start Dataset extract
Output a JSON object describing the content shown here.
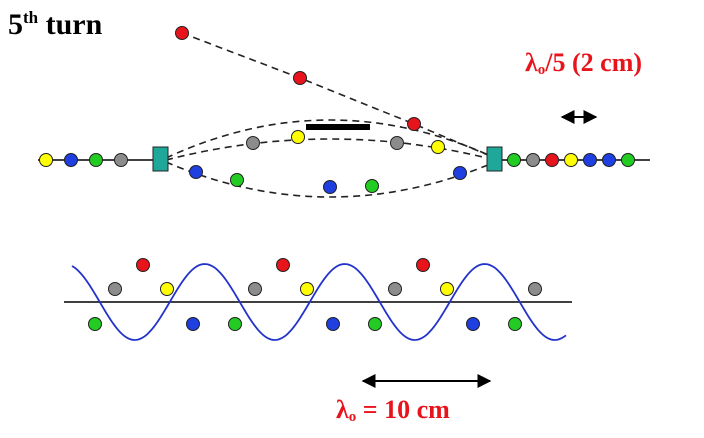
{
  "title": {
    "number": "5",
    "suffix": "th",
    "word": "turn"
  },
  "labels": {
    "top_symbol": "λ",
    "top_sub": "o",
    "top_text": "/5 (2 cm)",
    "bottom_symbol": "λ",
    "bottom_sub": "o",
    "bottom_text": " = 10 cm"
  },
  "colors": {
    "yellow": "#ffff00",
    "blue": "#1f3fe0",
    "green": "#22cc22",
    "gray": "#8c8c8c",
    "red": "#e8141c",
    "teal": "#1fa89a",
    "wave": "#2233cc",
    "label_red": "#e8141c"
  },
  "left_chain_colors": [
    "yellow",
    "blue",
    "green",
    "gray"
  ],
  "right_chain_colors": [
    "green",
    "gray",
    "red",
    "yellow",
    "blue",
    "blue",
    "green"
  ],
  "wave_cycle_colors": [
    "green",
    "gray",
    "red",
    "yellow",
    "blue"
  ]
}
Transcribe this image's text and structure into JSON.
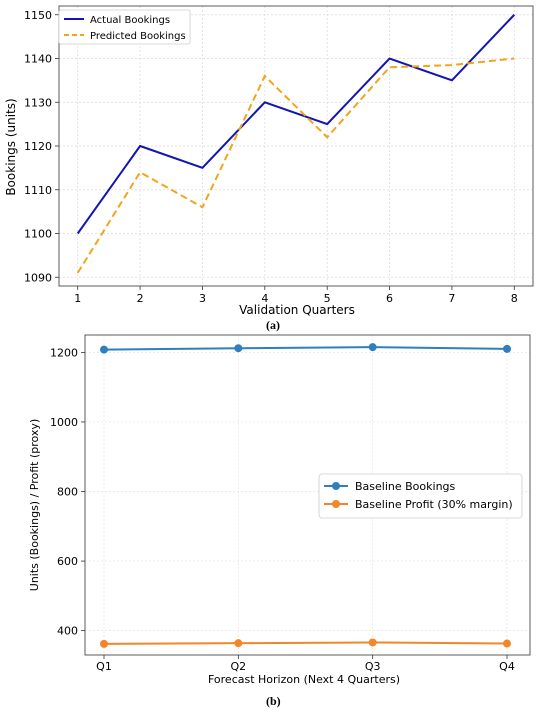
{
  "figures": {
    "a_caption": "(a)",
    "b_caption": "(b)"
  },
  "chart_data": [
    {
      "type": "line",
      "title": "",
      "xlabel": "Validation Quarters",
      "ylabel": "Bookings (units)",
      "x": [
        1,
        2,
        3,
        4,
        5,
        6,
        7,
        8
      ],
      "x_tick_labels": [
        "1",
        "2",
        "3",
        "4",
        "5",
        "6",
        "7",
        "8"
      ],
      "y_ticks": [
        1090,
        1100,
        1110,
        1120,
        1130,
        1140,
        1150
      ],
      "xlim": [
        0.7,
        8.3
      ],
      "ylim": [
        1088,
        1152
      ],
      "grid": true,
      "legend_position": "top-left",
      "series": [
        {
          "name": "Actual Bookings",
          "color": "#1515b0",
          "dash": "solid",
          "values": [
            1100,
            1120,
            1115,
            1130,
            1125,
            1140,
            1135,
            1150
          ]
        },
        {
          "name": "Predicted Bookings",
          "color": "#f0a51c",
          "dash": "dashed",
          "values": [
            1091,
            1114,
            1106,
            1136,
            1122,
            1138,
            1138.5,
            1140
          ]
        }
      ]
    },
    {
      "type": "line",
      "title": "",
      "xlabel": "Forecast Horizon (Next 4 Quarters)",
      "ylabel": "Units (Bookings) / Profit (proxy)",
      "categories": [
        "Q1",
        "Q2",
        "Q3",
        "Q4"
      ],
      "y_ticks": [
        400,
        600,
        800,
        1000,
        1200
      ],
      "ylim": [
        330,
        1250
      ],
      "grid": true,
      "legend_position": "center-right",
      "series": [
        {
          "name": "Baseline Bookings",
          "color": "#2f7fbf",
          "marker": "circle",
          "values": [
            1208,
            1212,
            1215,
            1210
          ]
        },
        {
          "name": "Baseline Profit (30% margin)",
          "color": "#f3862a",
          "marker": "circle",
          "values": [
            362,
            364,
            366,
            363
          ]
        }
      ]
    }
  ]
}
end Dataset extract
Required task: Count every line in the preceding entries where the string "xlabel" appears, then state only the total.

Written solution: 2